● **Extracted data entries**
────────────────

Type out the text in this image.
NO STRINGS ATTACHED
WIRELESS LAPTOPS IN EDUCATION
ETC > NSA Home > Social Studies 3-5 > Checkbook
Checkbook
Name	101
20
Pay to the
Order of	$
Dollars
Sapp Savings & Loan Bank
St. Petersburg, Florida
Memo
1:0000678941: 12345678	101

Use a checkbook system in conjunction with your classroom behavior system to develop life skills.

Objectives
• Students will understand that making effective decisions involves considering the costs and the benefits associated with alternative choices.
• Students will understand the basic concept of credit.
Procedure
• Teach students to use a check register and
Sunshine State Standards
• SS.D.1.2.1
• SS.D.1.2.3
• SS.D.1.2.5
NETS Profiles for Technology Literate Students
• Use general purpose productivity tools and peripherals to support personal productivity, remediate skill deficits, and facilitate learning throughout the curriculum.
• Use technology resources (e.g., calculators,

────────────────

● **WRITTEN TASK**
Check each line above for the word "will", and copy the lines where it appears.

● **RESPONSE TO THIS TASK**
• Students will understand that making effective decisions involves considering the costs and the benefits associated with alternative choices.
• Students will understand the basic concept of credit.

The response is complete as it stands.